● Exercise details:
Reproduce the entries exactly.

● Material supplied:
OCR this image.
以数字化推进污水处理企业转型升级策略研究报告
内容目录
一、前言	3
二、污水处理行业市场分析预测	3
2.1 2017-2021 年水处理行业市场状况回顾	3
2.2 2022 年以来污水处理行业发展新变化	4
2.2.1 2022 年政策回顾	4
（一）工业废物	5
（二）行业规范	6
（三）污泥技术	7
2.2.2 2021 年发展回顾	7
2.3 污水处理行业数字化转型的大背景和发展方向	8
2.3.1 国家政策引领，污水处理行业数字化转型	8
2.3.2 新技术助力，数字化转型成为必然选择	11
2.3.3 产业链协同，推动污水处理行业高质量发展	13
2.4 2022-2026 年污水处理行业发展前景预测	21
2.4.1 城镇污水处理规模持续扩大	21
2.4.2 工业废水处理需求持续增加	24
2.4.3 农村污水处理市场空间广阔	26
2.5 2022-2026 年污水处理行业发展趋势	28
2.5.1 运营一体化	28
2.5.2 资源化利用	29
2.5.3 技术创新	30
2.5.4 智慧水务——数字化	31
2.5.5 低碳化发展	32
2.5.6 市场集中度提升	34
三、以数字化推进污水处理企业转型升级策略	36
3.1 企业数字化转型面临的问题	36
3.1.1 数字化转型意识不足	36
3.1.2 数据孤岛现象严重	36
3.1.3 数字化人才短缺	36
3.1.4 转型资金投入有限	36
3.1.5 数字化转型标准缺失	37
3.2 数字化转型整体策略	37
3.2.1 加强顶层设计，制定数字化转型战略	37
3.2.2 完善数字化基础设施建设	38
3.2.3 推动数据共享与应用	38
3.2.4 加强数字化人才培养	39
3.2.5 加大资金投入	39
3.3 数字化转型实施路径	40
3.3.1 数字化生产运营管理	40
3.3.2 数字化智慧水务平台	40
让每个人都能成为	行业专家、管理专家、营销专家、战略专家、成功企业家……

● Response:
OCR this image.
以数字化推进污水处理企业转型升级策略研究报告
内容目录
一、前言	3
二、污水处理行业市场分析预测	3
2.1 2017-2021 年水处理行业市场状况回顾	3
2.2 2022 年以来污水处理行业发展新变化	4
2.2.1 2022 年政策回顾	4
（一）工业废物	5
（二）行业规范	6
（三）污泥技术	7
2.2.2 2021 年发展回顾	7
2.3 污水处理行业数字化转型的大背景和发展方向	8
2.3.1 国家政策引领，污水处理行业数字化转型	8
2.3.2 新技术助力，数字化转型成为必然选择	11
2.3.3 产业链协同，推动污水处理行业高质量发展	13
2.4 2022-2026 年污水处理行业发展前景预测	21
2.4.1 城镇污水处理规模持续扩大	21
2.4.2 工业废水处理需求持续增加	24
2.4.3 农村污水处理市场空间广阔	26
2.5 2022-2026 年污水处理行业发展趋势	28
2.5.1 运营一体化	28
2.5.2 资源化利用	29
2.5.3 技术创新	30
2.5.4 智慧水务——数字化	31
2.5.5 低碳化发展	32
2.5.6 市场集中度提升	34
三、以数字化推进污水处理企业转型升级策略	36
3.1 企业数字化转型面临的问题	36
3.1.1 数字化转型意识不足	36
3.1.2 数据孤岛现象严重	36
3.1.3 数字化人才短缺	36
3.1.4 转型资金投入有限	36
3.1.5 数字化转型标准缺失	37
3.2 数字化转型整体策略	37
3.2.1 加强顶层设计，制定数字化转型战略	37
3.2.2 完善数字化基础设施建设	38
3.2.3 推动数据共享与应用	38
3.2.4 加强数字化人才培养	39
3.2.5 加大资金投入	39
3.3 数字化转型实施路径	40
3.3.1 数字化生产运营管理	40
3.3.2 数字化智慧水务平台	40
让每个人都能成为	行业专家、管理专家、营销专家、战略专家、成功企业家……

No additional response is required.